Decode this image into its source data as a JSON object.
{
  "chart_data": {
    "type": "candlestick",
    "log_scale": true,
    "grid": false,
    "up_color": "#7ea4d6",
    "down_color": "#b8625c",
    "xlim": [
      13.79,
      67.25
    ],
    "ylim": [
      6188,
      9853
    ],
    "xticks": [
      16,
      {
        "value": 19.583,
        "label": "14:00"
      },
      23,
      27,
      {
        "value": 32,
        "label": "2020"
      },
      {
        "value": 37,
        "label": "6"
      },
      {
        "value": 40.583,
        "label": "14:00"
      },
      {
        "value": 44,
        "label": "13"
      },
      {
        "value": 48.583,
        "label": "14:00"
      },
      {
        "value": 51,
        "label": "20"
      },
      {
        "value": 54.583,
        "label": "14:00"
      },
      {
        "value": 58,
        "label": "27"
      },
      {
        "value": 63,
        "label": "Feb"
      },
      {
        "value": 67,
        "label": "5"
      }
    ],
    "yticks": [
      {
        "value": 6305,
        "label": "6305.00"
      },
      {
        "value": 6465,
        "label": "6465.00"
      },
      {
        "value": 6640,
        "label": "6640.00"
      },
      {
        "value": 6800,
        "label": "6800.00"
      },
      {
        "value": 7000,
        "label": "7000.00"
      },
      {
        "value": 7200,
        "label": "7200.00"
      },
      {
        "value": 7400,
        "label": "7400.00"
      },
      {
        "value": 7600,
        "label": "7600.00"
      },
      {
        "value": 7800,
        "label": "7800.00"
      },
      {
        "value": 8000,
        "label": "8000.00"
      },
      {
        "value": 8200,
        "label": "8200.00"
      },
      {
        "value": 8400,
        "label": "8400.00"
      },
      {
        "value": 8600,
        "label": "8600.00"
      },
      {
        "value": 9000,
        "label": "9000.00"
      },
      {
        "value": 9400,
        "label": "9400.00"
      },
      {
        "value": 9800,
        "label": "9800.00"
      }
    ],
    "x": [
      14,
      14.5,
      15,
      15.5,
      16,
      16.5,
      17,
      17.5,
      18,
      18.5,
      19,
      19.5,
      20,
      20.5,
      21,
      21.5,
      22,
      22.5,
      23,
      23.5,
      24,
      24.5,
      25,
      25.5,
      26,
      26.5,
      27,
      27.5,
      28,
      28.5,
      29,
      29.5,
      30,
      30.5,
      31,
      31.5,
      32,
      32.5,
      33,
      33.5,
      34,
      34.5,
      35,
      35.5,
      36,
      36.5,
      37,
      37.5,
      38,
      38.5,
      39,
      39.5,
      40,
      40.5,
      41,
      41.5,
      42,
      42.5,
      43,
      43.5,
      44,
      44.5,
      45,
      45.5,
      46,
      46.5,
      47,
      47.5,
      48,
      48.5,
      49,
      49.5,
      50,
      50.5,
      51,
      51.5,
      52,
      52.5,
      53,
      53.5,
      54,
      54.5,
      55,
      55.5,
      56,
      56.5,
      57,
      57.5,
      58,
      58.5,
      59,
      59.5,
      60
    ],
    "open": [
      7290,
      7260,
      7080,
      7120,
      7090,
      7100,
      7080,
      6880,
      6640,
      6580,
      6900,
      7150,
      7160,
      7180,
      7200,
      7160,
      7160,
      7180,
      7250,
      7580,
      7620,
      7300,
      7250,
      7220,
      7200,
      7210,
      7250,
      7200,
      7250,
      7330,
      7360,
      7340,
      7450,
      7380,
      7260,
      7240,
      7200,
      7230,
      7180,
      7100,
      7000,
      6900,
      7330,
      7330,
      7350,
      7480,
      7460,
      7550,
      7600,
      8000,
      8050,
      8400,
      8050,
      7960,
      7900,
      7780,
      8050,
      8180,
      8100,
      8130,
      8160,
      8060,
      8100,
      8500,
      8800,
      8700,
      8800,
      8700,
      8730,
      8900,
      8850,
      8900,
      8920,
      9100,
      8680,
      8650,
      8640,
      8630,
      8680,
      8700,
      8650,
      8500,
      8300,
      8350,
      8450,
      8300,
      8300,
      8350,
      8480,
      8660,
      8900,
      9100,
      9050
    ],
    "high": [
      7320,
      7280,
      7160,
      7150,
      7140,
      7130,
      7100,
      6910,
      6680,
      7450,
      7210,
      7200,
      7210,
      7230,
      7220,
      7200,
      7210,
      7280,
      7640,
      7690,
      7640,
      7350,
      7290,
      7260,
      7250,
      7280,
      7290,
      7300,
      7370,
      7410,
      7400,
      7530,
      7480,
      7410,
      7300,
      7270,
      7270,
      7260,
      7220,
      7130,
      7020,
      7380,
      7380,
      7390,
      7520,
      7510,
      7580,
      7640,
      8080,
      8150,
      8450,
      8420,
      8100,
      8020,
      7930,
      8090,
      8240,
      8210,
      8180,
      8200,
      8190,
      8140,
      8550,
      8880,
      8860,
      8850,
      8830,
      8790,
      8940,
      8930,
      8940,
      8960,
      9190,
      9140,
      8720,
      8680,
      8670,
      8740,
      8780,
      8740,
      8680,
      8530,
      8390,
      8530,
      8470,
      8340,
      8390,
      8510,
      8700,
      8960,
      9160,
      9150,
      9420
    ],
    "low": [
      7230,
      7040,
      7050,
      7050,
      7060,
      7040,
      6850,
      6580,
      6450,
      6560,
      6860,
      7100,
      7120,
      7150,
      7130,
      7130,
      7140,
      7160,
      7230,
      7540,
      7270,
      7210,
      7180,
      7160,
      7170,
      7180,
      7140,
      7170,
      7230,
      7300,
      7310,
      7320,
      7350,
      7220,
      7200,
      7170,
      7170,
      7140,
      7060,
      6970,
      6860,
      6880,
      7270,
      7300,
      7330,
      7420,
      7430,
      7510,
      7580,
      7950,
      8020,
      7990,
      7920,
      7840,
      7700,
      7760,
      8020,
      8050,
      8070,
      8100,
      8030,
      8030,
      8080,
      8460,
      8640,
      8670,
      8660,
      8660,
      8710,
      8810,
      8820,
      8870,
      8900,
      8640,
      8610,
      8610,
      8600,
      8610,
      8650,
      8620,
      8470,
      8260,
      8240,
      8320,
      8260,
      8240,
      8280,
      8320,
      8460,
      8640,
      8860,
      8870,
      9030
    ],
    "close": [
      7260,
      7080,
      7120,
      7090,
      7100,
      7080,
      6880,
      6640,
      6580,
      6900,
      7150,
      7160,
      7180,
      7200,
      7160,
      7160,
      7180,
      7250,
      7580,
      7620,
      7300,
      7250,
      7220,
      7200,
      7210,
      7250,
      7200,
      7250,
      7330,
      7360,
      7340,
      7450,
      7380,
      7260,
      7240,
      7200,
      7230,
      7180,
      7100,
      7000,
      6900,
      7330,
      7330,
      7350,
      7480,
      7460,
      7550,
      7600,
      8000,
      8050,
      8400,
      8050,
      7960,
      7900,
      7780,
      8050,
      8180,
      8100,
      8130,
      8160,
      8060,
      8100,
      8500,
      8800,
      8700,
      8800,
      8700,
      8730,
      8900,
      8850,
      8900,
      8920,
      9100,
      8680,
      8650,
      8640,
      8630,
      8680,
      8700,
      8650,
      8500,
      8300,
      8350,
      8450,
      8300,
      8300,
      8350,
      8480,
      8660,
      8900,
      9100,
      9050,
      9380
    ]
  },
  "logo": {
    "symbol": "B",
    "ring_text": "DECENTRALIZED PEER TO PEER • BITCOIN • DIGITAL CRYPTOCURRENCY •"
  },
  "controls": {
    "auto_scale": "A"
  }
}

┄┄┄┄┄┄┄┄┄┄

What this task involves: Once more, set down the full listing, verbatim.

The answer:
Decode this image into its source data as a JSON object.
{
  "chart_data": {
    "type": "candlestick",
    "log_scale": true,
    "grid": false,
    "up_color": "#7ea4d6",
    "down_color": "#b8625c",
    "xlim": [
      13.79,
      67.25
    ],
    "ylim": [
      6188,
      9853
    ],
    "xticks": [
      16,
      {
        "value": 19.583,
        "label": "14:00"
      },
      23,
      27,
      {
        "value": 32,
        "label": "2020"
      },
      {
        "value": 37,
        "label": "6"
      },
      {
        "value": 40.583,
        "label": "14:00"
      },
      {
        "value": 44,
        "label": "13"
      },
      {
        "value": 48.583,
        "label": "14:00"
      },
      {
        "value": 51,
        "label": "20"
      },
      {
        "value": 54.583,
        "label": "14:00"
      },
      {
        "value": 58,
        "label": "27"
      },
      {
        "value": 63,
        "label": "Feb"
      },
      {
        "value": 67,
        "label": "5"
      }
    ],
    "yticks": [
      {
        "value": 6305,
        "label": "6305.00"
      },
      {
        "value": 6465,
        "label": "6465.00"
      },
      {
        "value": 6640,
        "label": "6640.00"
      },
      {
        "value": 6800,
        "label": "6800.00"
      },
      {
        "value": 7000,
        "label": "7000.00"
      },
      {
        "value": 7200,
        "label": "7200.00"
      },
      {
        "value": 7400,
        "label": "7400.00"
      },
      {
        "value": 7600,
        "label": "7600.00"
      },
      {
        "value": 7800,
        "label": "7800.00"
      },
      {
        "value": 8000,
        "label": "8000.00"
      },
      {
        "value": 8200,
        "label": "8200.00"
      },
      {
        "value": 8400,
        "label": "8400.00"
      },
      {
        "value": 8600,
        "label": "8600.00"
      },
      {
        "value": 9000,
        "label": "9000.00"
      },
      {
        "value": 9400,
        "label": "9400.00"
      },
      {
        "value": 9800,
        "label": "9800.00"
      }
    ],
    "x": [
      14,
      14.5,
      15,
      15.5,
      16,
      16.5,
      17,
      17.5,
      18,
      18.5,
      19,
      19.5,
      20,
      20.5,
      21,
      21.5,
      22,
      22.5,
      23,
      23.5,
      24,
      24.5,
      25,
      25.5,
      26,
      26.5,
      27,
      27.5,
      28,
      28.5,
      29,
      29.5,
      30,
      30.5,
      31,
      31.5,
      32,
      32.5,
      33,
      33.5,
      34,
      34.5,
      35,
      35.5,
      36,
      36.5,
      37,
      37.5,
      38,
      38.5,
      39,
      39.5,
      40,
      40.5,
      41,
      41.5,
      42,
      42.5,
      43,
      43.5,
      44,
      44.5,
      45,
      45.5,
      46,
      46.5,
      47,
      47.5,
      48,
      48.5,
      49,
      49.5,
      50,
      50.5,
      51,
      51.5,
      52,
      52.5,
      53,
      53.5,
      54,
      54.5,
      55,
      55.5,
      56,
      56.5,
      57,
      57.5,
      58,
      58.5,
      59,
      59.5,
      60
    ],
    "open": [
      7290,
      7260,
      7080,
      7120,
      7090,
      7100,
      7080,
      6880,
      6640,
      6580,
      6900,
      7150,
      7160,
      7180,
      7200,
      7160,
      7160,
      7180,
      7250,
      7580,
      7620,
      7300,
      7250,
      7220,
      7200,
      7210,
      7250,
      7200,
      7250,
      7330,
      7360,
      7340,
      7450,
      7380,
      7260,
      7240,
      7200,
      7230,
      7180,
      7100,
      7000,
      6900,
      7330,
      7330,
      7350,
      7480,
      7460,
      7550,
      7600,
      8000,
      8050,
      8400,
      8050,
      7960,
      7900,
      7780,
      8050,
      8180,
      8100,
      8130,
      8160,
      8060,
      8100,
      8500,
      8800,
      8700,
      8800,
      8700,
      8730,
      8900,
      8850,
      8900,
      8920,
      9100,
      8680,
      8650,
      8640,
      8630,
      8680,
      8700,
      8650,
      8500,
      8300,
      8350,
      8450,
      8300,
      8300,
      8350,
      8480,
      8660,
      8900,
      9100,
      9050
    ],
    "high": [
      7320,
      7280,
      7160,
      7150,
      7140,
      7130,
      7100,
      6910,
      6680,
      7450,
      7210,
      7200,
      7210,
      7230,
      7220,
      7200,
      7210,
      7280,
      7640,
      7690,
      7640,
      7350,
      7290,
      7260,
      7250,
      7280,
      7290,
      7300,
      7370,
      7410,
      7400,
      7530,
      7480,
      7410,
      7300,
      7270,
      7270,
      7260,
      7220,
      7130,
      7020,
      7380,
      7380,
      7390,
      7520,
      7510,
      7580,
      7640,
      8080,
      8150,
      8450,
      8420,
      8100,
      8020,
      7930,
      8090,
      8240,
      8210,
      8180,
      8200,
      8190,
      8140,
      8550,
      8880,
      8860,
      8850,
      8830,
      8790,
      8940,
      8930,
      8940,
      8960,
      9190,
      9140,
      8720,
      8680,
      8670,
      8740,
      8780,
      8740,
      8680,
      8530,
      8390,
      8530,
      8470,
      8340,
      8390,
      8510,
      8700,
      8960,
      9160,
      9150,
      9420
    ],
    "low": [
      7230,
      7040,
      7050,
      7050,
      7060,
      7040,
      6850,
      6580,
      6450,
      6560,
      6860,
      7100,
      7120,
      7150,
      7130,
      7130,
      7140,
      7160,
      7230,
      7540,
      7270,
      7210,
      7180,
      7160,
      7170,
      7180,
      7140,
      7170,
      7230,
      7300,
      7310,
      7320,
      7350,
      7220,
      7200,
      7170,
      7170,
      7140,
      7060,
      6970,
      6860,
      6880,
      7270,
      7300,
      7330,
      7420,
      7430,
      7510,
      7580,
      7950,
      8020,
      7990,
      7920,
      7840,
      7700,
      7760,
      8020,
      8050,
      8070,
      8100,
      8030,
      8030,
      8080,
      8460,
      8640,
      8670,
      8660,
      8660,
      8710,
      8810,
      8820,
      8870,
      8900,
      8640,
      8610,
      8610,
      8600,
      8610,
      8650,
      8620,
      8470,
      8260,
      8240,
      8320,
      8260,
      8240,
      8280,
      8320,
      8460,
      8640,
      8860,
      8870,
      9030
    ],
    "close": [
      7260,
      7080,
      7120,
      7090,
      7100,
      7080,
      6880,
      6640,
      6580,
      6900,
      7150,
      7160,
      7180,
      7200,
      7160,
      7160,
      7180,
      7250,
      7580,
      7620,
      7300,
      7250,
      7220,
      7200,
      7210,
      7250,
      7200,
      7250,
      7330,
      7360,
      7340,
      7450,
      7380,
      7260,
      7240,
      7200,
      7230,
      7180,
      7100,
      7000,
      6900,
      7330,
      7330,
      7350,
      7480,
      7460,
      7550,
      7600,
      8000,
      8050,
      8400,
      8050,
      7960,
      7900,
      7780,
      8050,
      8180,
      8100,
      8130,
      8160,
      8060,
      8100,
      8500,
      8800,
      8700,
      8800,
      8700,
      8730,
      8900,
      8850,
      8900,
      8920,
      9100,
      8680,
      8650,
      8640,
      8630,
      8680,
      8700,
      8650,
      8500,
      8300,
      8350,
      8450,
      8300,
      8300,
      8350,
      8480,
      8660,
      8900,
      9100,
      9050,
      9380
    ]
  },
  "logo": {
    "symbol": "B",
    "ring_text": "DECENTRALIZED PEER TO PEER • BITCOIN • DIGITAL CRYPTOCURRENCY •"
  },
  "controls": {
    "auto_scale": "A"
  }
}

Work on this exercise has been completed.